REQUIRED WORK —
Please retype the data in full and exactly; the pictures are not part of the copy.

SUPPLIED DATA —
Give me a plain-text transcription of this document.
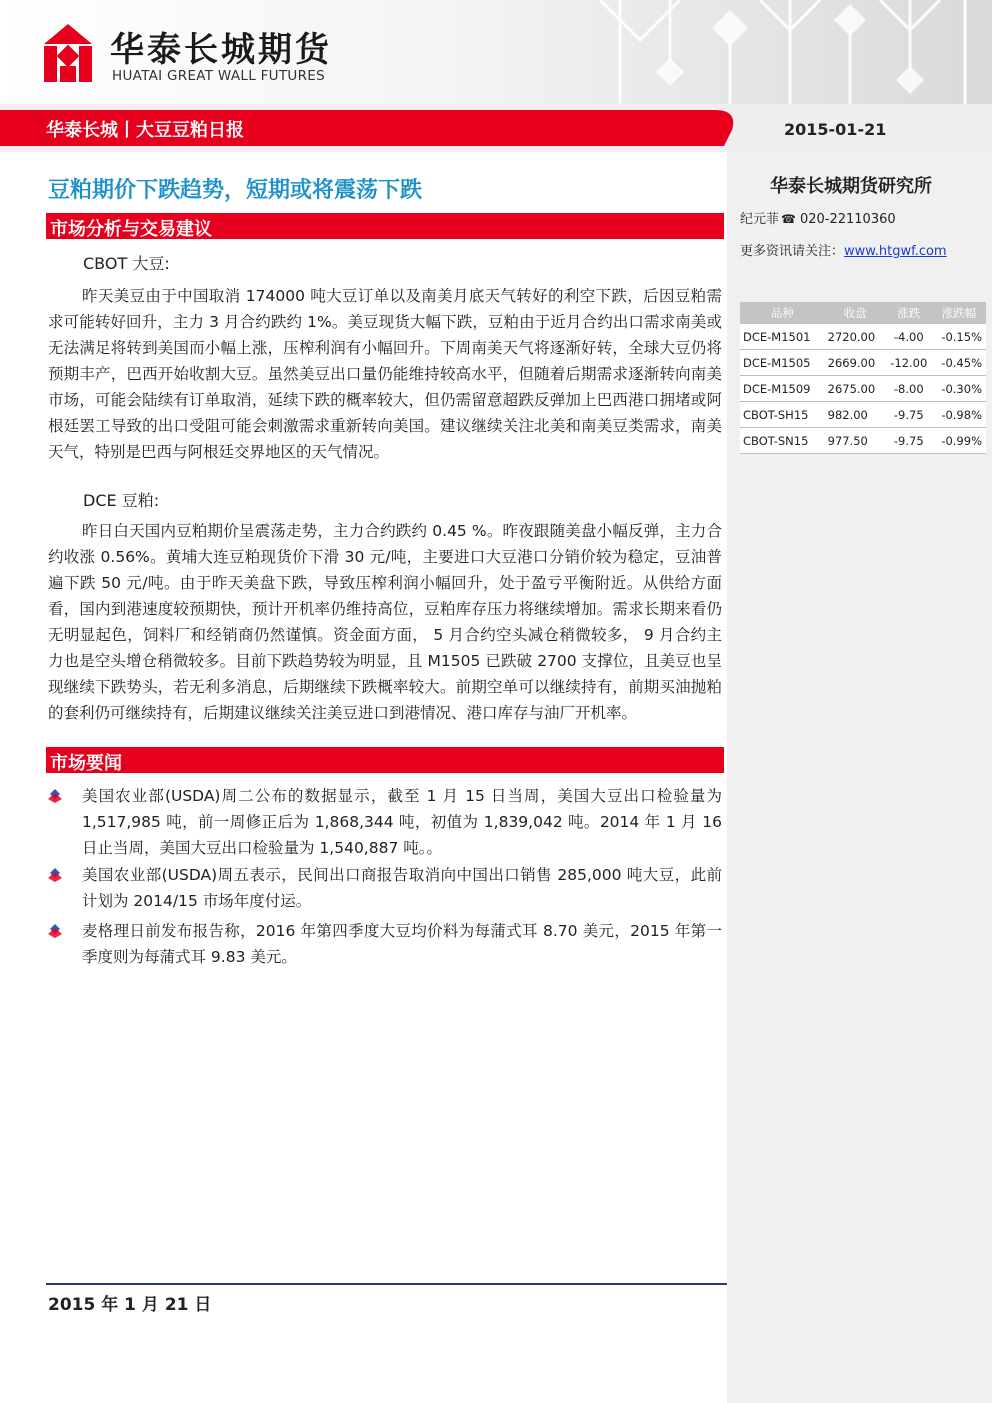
华泰长城期货
HUATAI GREAT WALL FUTURES
华泰长城丨大豆豆粕日报	2015-01-21
华泰长城期货研究所
纪元菲 ☎ 020-22110360
更多资讯请关注：www.htgwf.com
品种	收盘	涨跌	涨跌幅
DCE-M1501	2720.00	-4.00	-0.15%
DCE-M1505	2669.00	-12.00	-0.45%
DCE-M1509	2675.00	-8.00	-0.30%
CBOT-SH15	982.00	-9.75	-0.98%
CBOT-SN15	977.50	-9.75	-0.99%
豆粕期价下跌趋势，短期或将震荡下跌
市场分析与交易建议
CBOT 大豆:
昨天美豆由于中国取消 174000 吨大豆订单以及南美月底天气转好的利空下跌，后因豆粕需求可能转好回升，主力 3 月合约跌约 1%。美豆现货大幅下跌，豆粕由于近月合约出口需求南美或无法满足将转到美国而小幅上涨，压榨利润有小幅回升。下周南美天气将逐渐好转，全球大豆仍将预期丰产，巴西开始收割大豆。虽然美豆出口量仍能维持较高水平，但随着后期需求逐渐转向南美市场，可能会陆续有订单取消，延续下跌的概率较大，但仍需留意超跌反弹加上巴西港口拥堵或阿根廷罢工导致的出口受阻可能会刺激需求重新转向美国。建议继续关注北美和南美豆类需求，南美天气，特别是巴西与阿根廷交界地区的天气情况。
DCE 豆粕:
昨日白天国内豆粕期价呈震荡走势，主力合约跌约 0.45 %。昨夜跟随美盘小幅反弹，主力合约收涨 0.56%。黄埔大连豆粕现货价下滑 30 元/吨，主要进口大豆港口分销价较为稳定，豆油普遍下跌 50 元/吨。由于昨天美盘下跌，导致压榨利润小幅回升，处于盈亏平衡附近。从供给方面看，国内到港速度较预期快，预计开机率仍维持高位，豆粕库存压力将继续增加。需求长期来看仍无明显起色，饲料厂和经销商仍然谨慎。资金面方面， 5 月合约空头减仓稍微较多， 9 月合约主力也是空头增仓稍微较多。目前下跌趋势较为明显，且 M1505 已跌破 2700 支撑位，且美豆也呈现继续下跌势头，若无利多消息，后期继续下跌概率较大。前期空单可以继续持有，前期买油抛粕的套利仍可继续持有，后期建议继续关注美豆进口到港情况、港口库存与油厂开机率。
市场要闻
美国农业部(USDA)周二公布的数据显示，截至 1 月 15 日当周，美国大豆出口检验量为 1,517,985 吨，前一周修正后为 1,868,344 吨，初值为 1,839,042 吨。2014 年 1 月 16 日止当周，美国大豆出口检验量为 1,540,887 吨。。
美国农业部(USDA)周五表示，民间出口商报告取消向中国出口销售 285,000 吨大豆，此前计划为 2014/15 市场年度付运。
麦格理日前发布报告称，2016 年第四季度大豆均价料为每蒲式耳 8.70 美元，2015 年第一季度则为每蒲式耳 9.83 美元。
2015 年 1 月 21 日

PROBLEM SOLUTION —
Give me a plain-text transcription of this document.
华泰长城期货
HUATAI GREAT WALL FUTURES
华泰长城丨大豆豆粕日报	2015-01-21
华泰长城期货研究所
纪元菲 ☎ 020-22110360
更多资讯请关注：www.htgwf.com
品种	收盘	涨跌	涨跌幅
DCE-M1501	2720.00	-4.00	-0.15%
DCE-M1505	2669.00	-12.00	-0.45%
DCE-M1509	2675.00	-8.00	-0.30%
CBOT-SH15	982.00	-9.75	-0.98%
CBOT-SN15	977.50	-9.75	-0.99%
豆粕期价下跌趋势，短期或将震荡下跌
市场分析与交易建议
CBOT 大豆:
昨天美豆由于中国取消 174000 吨大豆订单以及南美月底天气转好的利空下跌，后因豆粕需求可能转好回升，主力 3 月合约跌约 1%。美豆现货大幅下跌，豆粕由于近月合约出口需求南美或无法满足将转到美国而小幅上涨，压榨利润有小幅回升。下周南美天气将逐渐好转，全球大豆仍将预期丰产，巴西开始收割大豆。虽然美豆出口量仍能维持较高水平，但随着后期需求逐渐转向南美市场，可能会陆续有订单取消，延续下跌的概率较大，但仍需留意超跌反弹加上巴西港口拥堵或阿根廷罢工导致的出口受阻可能会刺激需求重新转向美国。建议继续关注北美和南美豆类需求，南美天气，特别是巴西与阿根廷交界地区的天气情况。
DCE 豆粕:
昨日白天国内豆粕期价呈震荡走势，主力合约跌约 0.45 %。昨夜跟随美盘小幅反弹，主力合约收涨 0.56%。黄埔大连豆粕现货价下滑 30 元/吨，主要进口大豆港口分销价较为稳定，豆油普遍下跌 50 元/吨。由于昨天美盘下跌，导致压榨利润小幅回升，处于盈亏平衡附近。从供给方面看，国内到港速度较预期快，预计开机率仍维持高位，豆粕库存压力将继续增加。需求长期来看仍无明显起色，饲料厂和经销商仍然谨慎。资金面方面， 5 月合约空头减仓稍微较多， 9 月合约主力也是空头增仓稍微较多。目前下跌趋势较为明显，且 M1505 已跌破 2700 支撑位，且美豆也呈现继续下跌势头，若无利多消息，后期继续下跌概率较大。前期空单可以继续持有，前期买油抛粕的套利仍可继续持有，后期建议继续关注美豆进口到港情况、港口库存与油厂开机率。
市场要闻
美国农业部(USDA)周二公布的数据显示，截至 1 月 15 日当周，美国大豆出口检验量为 1,517,985 吨，前一周修正后为 1,868,344 吨，初值为 1,839,042 吨。2014 年 1 月 16 日止当周，美国大豆出口检验量为 1,540,887 吨。。
美国农业部(USDA)周五表示，民间出口商报告取消向中国出口销售 285,000 吨大豆，此前计划为 2014/15 市场年度付运。
麦格理日前发布报告称，2016 年第四季度大豆均价料为每蒲式耳 8.70 美元，2015 年第一季度则为每蒲式耳 9.83 美元。
2015 年 1 月 21 日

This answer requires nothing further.